Exercise: Among the entries, which lines carry the string "Demo"? Copy each of them.

Extracted information:
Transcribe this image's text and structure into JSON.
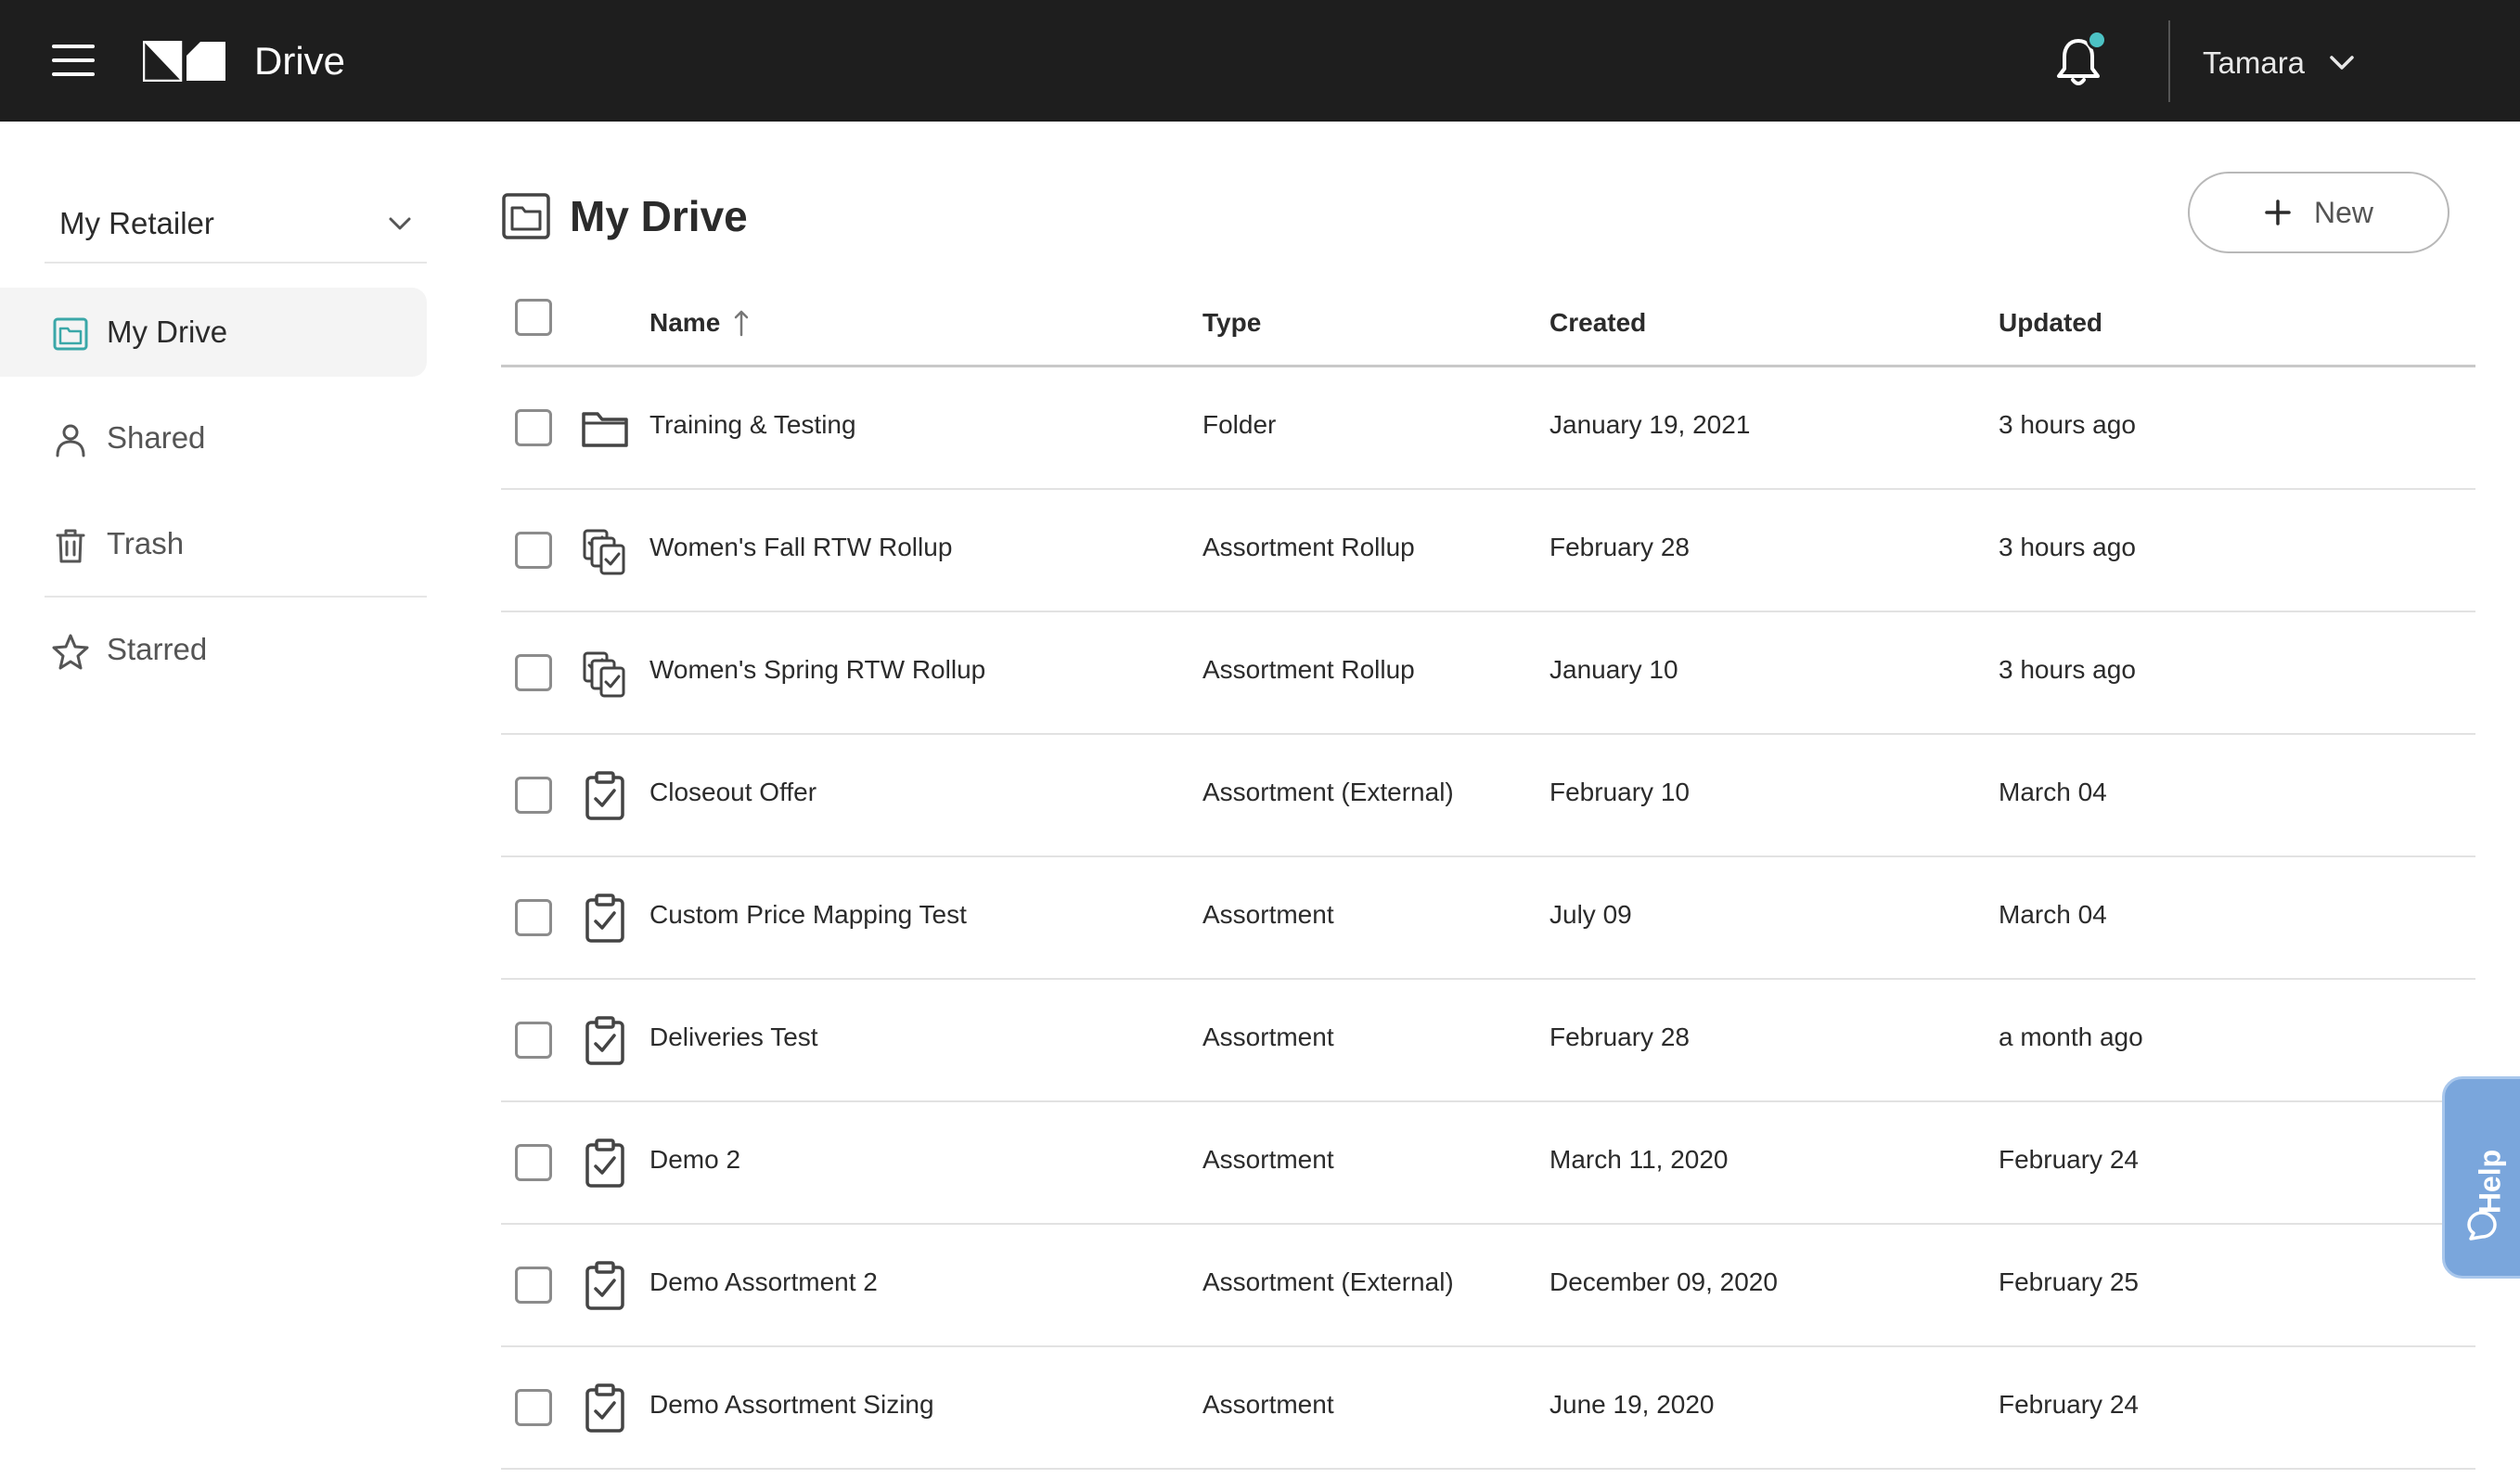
{
  "app": {
    "title": "Drive",
    "user_name": "Tamara"
  },
  "sidebar": {
    "retailer_label": "My Retailer",
    "items": [
      {
        "label": "My Drive",
        "icon": "folder-teal-icon",
        "active": true
      },
      {
        "label": "Shared",
        "icon": "person-icon"
      },
      {
        "label": "Trash",
        "icon": "trash-icon"
      },
      {
        "label": "Starred",
        "icon": "star-icon"
      }
    ]
  },
  "main": {
    "title": "My Drive",
    "new_label": "New",
    "columns": {
      "name": "Name",
      "type": "Type",
      "created": "Created",
      "updated": "Updated"
    },
    "rows": [
      {
        "name": "Training & Testing",
        "type": "Folder",
        "created": "January 19, 2021",
        "updated": "3 hours ago",
        "icon": "folder-icon"
      },
      {
        "name": "Women's Fall RTW Rollup",
        "type": "Assortment Rollup",
        "created": "February 28",
        "updated": "3 hours ago",
        "icon": "rollup-icon"
      },
      {
        "name": "Women's Spring RTW Rollup",
        "type": "Assortment Rollup",
        "created": "January 10",
        "updated": "3 hours ago",
        "icon": "rollup-icon"
      },
      {
        "name": "Closeout Offer",
        "type": "Assortment (External)",
        "created": "February 10",
        "updated": "March 04",
        "icon": "clipboard-check-icon"
      },
      {
        "name": "Custom Price Mapping Test",
        "type": "Assortment",
        "created": "July 09",
        "updated": "March 04",
        "icon": "clipboard-check-icon"
      },
      {
        "name": "Deliveries Test",
        "type": "Assortment",
        "created": "February 28",
        "updated": "a month ago",
        "icon": "clipboard-check-icon"
      },
      {
        "name": "Demo 2",
        "type": "Assortment",
        "created": "March 11, 2020",
        "updated": "February 24",
        "icon": "clipboard-check-icon"
      },
      {
        "name": "Demo Assortment 2",
        "type": "Assortment (External)",
        "created": "December 09, 2020",
        "updated": "February 25",
        "icon": "clipboard-check-icon"
      },
      {
        "name": "Demo Assortment Sizing",
        "type": "Assortment",
        "created": "June 19, 2020",
        "updated": "February 24",
        "icon": "clipboard-check-icon"
      }
    ]
  },
  "help": {
    "label": "Help"
  },
  "colors": {
    "topbar": "#1e1e1e",
    "notification_dot": "#4cc2c4",
    "active_nav_icon": "#3aa7a8",
    "help_tab": "#7aa6dc"
  }
}
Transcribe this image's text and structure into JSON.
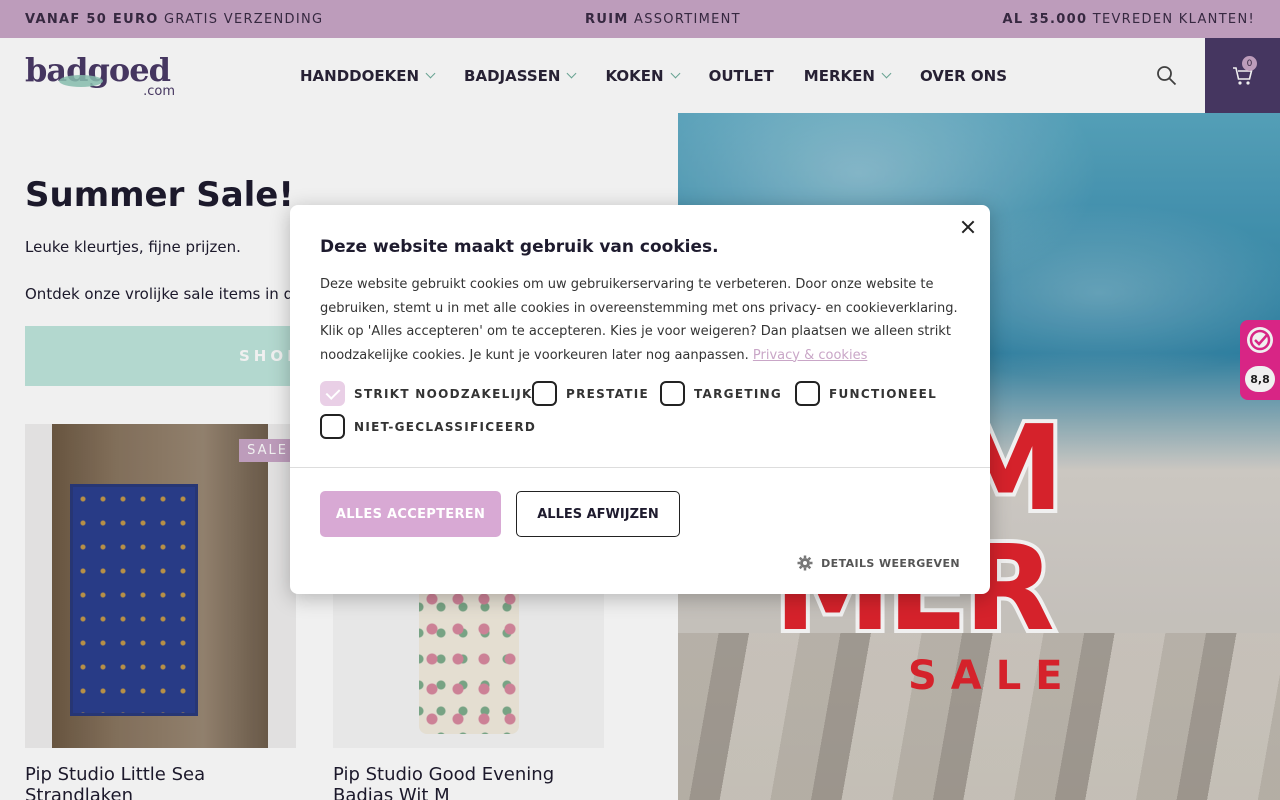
{
  "promo": {
    "left_bold": "VANAF 50 EURO",
    "left_rest": " GRATIS VERZENDING",
    "center_bold": "RUIM",
    "center_rest": " ASSORTIMENT",
    "right_bold": "AL 35.000",
    "right_rest": " TEVREDEN KLANTEN!"
  },
  "header": {
    "logo_word": "badgoed",
    "logo_suffix": ".com",
    "nav": [
      {
        "label": "HANDDOEKEN",
        "has_dropdown": true
      },
      {
        "label": "BADJASSEN",
        "has_dropdown": true
      },
      {
        "label": "KOKEN",
        "has_dropdown": true
      },
      {
        "label": "OUTLET",
        "has_dropdown": false
      },
      {
        "label": "MERKEN",
        "has_dropdown": true
      },
      {
        "label": "OVER ONS",
        "has_dropdown": false
      }
    ],
    "search_icon": "search-icon",
    "cart_icon": "cart-icon",
    "cart_count": "0"
  },
  "hero": {
    "title": "Summer Sale!",
    "subtitle": "Leuke kleurtjes, fijne prijzen.",
    "subtitle2": "Ontdek onze vrolijke sale items in de",
    "shop_button": "SHOP"
  },
  "products": [
    {
      "title": "Pip Studio Little Sea Strandlaken",
      "badge": "SALE"
    },
    {
      "title": "Pip Studio Good Evening Badjas Wit M",
      "badge": ""
    }
  ],
  "banner": {
    "line1": "SUM",
    "line2": "MER",
    "line3": "SALE"
  },
  "rating_widget": {
    "score": "8,8"
  },
  "cookie_modal": {
    "title": "Deze website maakt gebruik van cookies.",
    "body": "Deze website gebruikt cookies om uw gebruikerservaring te verbeteren. Door onze website te gebruiken, stemt u in met alle cookies in overeenstemming met ons privacy- en cookieverklaring. Klik op 'Alles accepteren' om te accepteren. Kies je voor weigeren? Dan plaatsen we alleen strikt noodzakelijke cookies. Je kunt je voorkeuren later nog aanpassen. ",
    "link": "Privacy & cookies",
    "checkboxes": [
      {
        "label": "STRIKT NOODZAKELIJK",
        "checked": true
      },
      {
        "label": "PRESTATIE",
        "checked": false
      },
      {
        "label": "TARGETING",
        "checked": false
      },
      {
        "label": "FUNCTIONEEL",
        "checked": false
      },
      {
        "label": "NIET-GECLASSIFICEERD",
        "checked": false
      }
    ],
    "accept_button": "ALLES ACCEPTEREN",
    "reject_button": "ALLES AFWIJZEN",
    "details_link": "DETAILS WEERGEVEN"
  },
  "colors": {
    "promo_bg": "#c9a6c7",
    "brand_purple": "#4a3a66",
    "mint": "#bfe6dc",
    "accept_pink": "#d8a9d4",
    "banner_red": "#e3252e"
  }
}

Solution to the exercise:
        "name": "Demo 2",
        "name": "Demo Assortment 2",
        "name": "Demo Assortment Sizing",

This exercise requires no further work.